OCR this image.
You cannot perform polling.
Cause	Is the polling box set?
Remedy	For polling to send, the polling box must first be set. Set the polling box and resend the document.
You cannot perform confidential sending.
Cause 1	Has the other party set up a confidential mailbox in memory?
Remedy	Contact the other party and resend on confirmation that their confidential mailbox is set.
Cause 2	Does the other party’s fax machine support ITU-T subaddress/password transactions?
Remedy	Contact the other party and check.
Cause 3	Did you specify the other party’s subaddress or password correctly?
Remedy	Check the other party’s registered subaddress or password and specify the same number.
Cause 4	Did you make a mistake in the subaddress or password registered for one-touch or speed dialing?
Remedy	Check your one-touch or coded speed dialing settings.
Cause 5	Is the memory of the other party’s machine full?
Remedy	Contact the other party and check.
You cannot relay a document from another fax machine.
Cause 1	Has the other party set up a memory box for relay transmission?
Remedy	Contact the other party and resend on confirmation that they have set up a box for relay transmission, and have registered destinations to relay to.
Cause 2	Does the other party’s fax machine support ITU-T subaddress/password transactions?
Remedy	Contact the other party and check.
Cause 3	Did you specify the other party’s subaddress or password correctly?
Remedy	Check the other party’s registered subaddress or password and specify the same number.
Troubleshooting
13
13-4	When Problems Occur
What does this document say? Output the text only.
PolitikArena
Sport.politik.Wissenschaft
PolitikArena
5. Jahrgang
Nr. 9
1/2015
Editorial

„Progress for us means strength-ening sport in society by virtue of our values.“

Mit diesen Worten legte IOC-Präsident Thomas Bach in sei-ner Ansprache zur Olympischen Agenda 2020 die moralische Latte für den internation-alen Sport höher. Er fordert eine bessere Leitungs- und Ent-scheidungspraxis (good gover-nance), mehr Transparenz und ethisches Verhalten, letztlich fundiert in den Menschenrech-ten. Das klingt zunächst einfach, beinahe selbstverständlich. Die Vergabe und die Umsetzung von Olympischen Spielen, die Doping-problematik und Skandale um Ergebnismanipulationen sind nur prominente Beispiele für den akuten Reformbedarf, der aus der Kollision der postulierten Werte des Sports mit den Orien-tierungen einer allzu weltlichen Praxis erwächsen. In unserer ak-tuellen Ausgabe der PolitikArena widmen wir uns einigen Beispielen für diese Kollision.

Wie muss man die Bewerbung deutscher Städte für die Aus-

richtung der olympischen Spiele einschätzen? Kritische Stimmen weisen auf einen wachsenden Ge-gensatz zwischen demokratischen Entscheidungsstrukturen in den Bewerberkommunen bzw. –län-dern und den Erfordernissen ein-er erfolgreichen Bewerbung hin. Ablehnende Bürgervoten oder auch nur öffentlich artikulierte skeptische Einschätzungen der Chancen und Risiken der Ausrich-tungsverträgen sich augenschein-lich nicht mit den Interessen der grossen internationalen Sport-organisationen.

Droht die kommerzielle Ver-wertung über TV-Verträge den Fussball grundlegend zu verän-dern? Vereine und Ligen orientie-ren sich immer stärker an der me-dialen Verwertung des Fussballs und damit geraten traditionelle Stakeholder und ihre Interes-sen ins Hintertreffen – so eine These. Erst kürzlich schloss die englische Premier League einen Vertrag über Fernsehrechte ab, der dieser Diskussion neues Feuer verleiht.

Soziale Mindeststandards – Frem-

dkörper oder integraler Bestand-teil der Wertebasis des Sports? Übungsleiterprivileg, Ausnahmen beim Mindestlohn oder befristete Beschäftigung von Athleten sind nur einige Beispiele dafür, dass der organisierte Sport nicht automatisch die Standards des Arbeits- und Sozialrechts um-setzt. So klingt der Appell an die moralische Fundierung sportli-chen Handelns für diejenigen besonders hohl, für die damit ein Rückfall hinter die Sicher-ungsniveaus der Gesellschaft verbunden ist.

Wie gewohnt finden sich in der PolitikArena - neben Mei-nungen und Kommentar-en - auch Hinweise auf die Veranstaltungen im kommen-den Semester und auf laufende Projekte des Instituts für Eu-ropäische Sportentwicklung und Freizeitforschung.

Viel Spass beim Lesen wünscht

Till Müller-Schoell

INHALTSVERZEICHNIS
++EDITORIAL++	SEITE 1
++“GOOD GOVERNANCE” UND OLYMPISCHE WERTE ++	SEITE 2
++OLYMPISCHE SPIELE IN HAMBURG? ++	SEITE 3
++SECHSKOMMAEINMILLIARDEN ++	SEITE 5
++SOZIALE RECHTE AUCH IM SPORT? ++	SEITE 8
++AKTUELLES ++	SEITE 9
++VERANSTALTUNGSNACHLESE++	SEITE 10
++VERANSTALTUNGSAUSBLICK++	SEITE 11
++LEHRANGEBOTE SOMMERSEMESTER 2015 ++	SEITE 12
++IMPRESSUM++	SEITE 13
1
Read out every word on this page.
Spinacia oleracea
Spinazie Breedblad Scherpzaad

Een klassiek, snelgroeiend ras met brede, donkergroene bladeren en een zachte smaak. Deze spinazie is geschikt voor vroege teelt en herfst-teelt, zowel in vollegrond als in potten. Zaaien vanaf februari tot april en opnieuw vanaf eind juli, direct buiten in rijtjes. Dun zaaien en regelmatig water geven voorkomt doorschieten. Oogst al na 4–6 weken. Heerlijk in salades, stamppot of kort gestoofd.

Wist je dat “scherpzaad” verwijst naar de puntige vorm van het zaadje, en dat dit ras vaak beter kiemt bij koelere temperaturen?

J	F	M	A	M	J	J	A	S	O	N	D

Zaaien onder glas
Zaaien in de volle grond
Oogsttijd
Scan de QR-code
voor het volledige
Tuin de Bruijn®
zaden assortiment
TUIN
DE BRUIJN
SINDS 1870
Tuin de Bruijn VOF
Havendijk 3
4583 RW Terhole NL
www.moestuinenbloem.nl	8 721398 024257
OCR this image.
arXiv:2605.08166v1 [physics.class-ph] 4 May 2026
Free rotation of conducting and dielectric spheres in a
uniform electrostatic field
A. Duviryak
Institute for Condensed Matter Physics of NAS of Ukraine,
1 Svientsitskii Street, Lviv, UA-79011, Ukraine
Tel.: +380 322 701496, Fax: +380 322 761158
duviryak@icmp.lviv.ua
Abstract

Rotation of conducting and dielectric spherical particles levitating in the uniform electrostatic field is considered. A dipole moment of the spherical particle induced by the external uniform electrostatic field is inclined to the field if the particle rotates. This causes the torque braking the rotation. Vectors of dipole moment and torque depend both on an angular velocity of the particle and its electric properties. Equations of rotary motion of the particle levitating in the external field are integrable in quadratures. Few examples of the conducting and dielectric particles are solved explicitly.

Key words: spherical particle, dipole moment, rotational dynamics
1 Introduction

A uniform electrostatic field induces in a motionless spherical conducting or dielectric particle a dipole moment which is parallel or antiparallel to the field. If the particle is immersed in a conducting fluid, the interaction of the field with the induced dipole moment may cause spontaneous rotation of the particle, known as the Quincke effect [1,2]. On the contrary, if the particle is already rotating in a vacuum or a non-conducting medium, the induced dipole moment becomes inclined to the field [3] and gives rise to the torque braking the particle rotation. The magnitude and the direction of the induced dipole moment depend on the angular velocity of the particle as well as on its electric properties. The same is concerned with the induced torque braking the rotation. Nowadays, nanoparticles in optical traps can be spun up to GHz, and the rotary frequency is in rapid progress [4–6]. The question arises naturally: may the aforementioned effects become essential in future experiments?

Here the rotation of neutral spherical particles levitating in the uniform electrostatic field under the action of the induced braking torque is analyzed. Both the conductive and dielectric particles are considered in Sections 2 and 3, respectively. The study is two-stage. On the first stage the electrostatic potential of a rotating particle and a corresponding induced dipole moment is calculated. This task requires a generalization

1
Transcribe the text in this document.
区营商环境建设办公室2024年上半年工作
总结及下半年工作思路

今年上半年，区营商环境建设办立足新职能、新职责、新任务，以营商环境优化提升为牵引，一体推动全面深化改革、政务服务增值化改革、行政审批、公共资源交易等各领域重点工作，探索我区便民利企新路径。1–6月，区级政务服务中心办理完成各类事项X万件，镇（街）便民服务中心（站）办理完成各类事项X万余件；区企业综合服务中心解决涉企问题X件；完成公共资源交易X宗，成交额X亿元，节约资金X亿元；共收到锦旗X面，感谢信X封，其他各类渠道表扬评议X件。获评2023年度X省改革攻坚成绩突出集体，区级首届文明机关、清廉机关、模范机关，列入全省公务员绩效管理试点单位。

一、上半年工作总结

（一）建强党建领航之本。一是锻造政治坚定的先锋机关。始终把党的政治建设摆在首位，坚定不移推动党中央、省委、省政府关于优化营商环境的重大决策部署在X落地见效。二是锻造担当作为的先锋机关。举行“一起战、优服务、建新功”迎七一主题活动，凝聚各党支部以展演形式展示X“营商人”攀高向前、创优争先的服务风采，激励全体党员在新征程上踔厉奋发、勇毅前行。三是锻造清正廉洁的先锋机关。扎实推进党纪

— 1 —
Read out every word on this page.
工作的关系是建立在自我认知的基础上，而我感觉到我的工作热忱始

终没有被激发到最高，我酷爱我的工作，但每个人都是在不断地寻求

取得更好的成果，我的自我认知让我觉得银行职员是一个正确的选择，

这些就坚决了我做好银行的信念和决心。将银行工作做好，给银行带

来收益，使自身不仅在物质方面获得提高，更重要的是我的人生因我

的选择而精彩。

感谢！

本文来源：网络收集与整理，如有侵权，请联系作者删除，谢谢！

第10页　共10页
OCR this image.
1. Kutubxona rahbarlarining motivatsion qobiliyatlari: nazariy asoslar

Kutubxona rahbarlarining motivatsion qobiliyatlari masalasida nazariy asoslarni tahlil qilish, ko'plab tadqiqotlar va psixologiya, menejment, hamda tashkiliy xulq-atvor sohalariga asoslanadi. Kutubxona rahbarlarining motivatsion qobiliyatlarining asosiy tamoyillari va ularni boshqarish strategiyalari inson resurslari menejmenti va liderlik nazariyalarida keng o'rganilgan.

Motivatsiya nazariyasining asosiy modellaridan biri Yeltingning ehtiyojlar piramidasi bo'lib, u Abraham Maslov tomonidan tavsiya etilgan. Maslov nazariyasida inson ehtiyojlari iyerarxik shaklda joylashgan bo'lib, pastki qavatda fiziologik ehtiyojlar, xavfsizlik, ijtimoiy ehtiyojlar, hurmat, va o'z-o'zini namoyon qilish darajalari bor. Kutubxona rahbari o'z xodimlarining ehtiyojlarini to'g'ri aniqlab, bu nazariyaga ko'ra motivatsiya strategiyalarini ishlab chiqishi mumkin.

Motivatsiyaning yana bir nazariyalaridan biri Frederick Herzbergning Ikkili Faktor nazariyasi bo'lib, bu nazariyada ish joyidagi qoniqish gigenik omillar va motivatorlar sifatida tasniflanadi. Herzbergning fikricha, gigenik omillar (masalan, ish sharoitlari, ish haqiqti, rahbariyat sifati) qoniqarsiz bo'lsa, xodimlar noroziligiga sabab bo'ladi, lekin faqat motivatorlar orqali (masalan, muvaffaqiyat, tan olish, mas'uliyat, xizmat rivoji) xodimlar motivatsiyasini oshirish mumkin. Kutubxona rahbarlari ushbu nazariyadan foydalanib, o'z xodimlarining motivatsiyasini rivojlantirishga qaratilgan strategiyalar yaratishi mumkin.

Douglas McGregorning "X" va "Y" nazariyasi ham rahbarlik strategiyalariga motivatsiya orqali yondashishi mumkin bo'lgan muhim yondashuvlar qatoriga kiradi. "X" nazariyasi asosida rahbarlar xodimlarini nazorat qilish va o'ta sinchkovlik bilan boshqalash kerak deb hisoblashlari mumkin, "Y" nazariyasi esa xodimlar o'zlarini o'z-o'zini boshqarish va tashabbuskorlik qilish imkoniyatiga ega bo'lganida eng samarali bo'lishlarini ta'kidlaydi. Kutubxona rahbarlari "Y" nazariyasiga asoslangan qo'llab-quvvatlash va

------------------------------------

* WORK INSTRUCTIONS:
Of the lines in the entries above, how many include "Bewerbung"? Only the number should be given.

* OUTPUT OF THE TASK:
2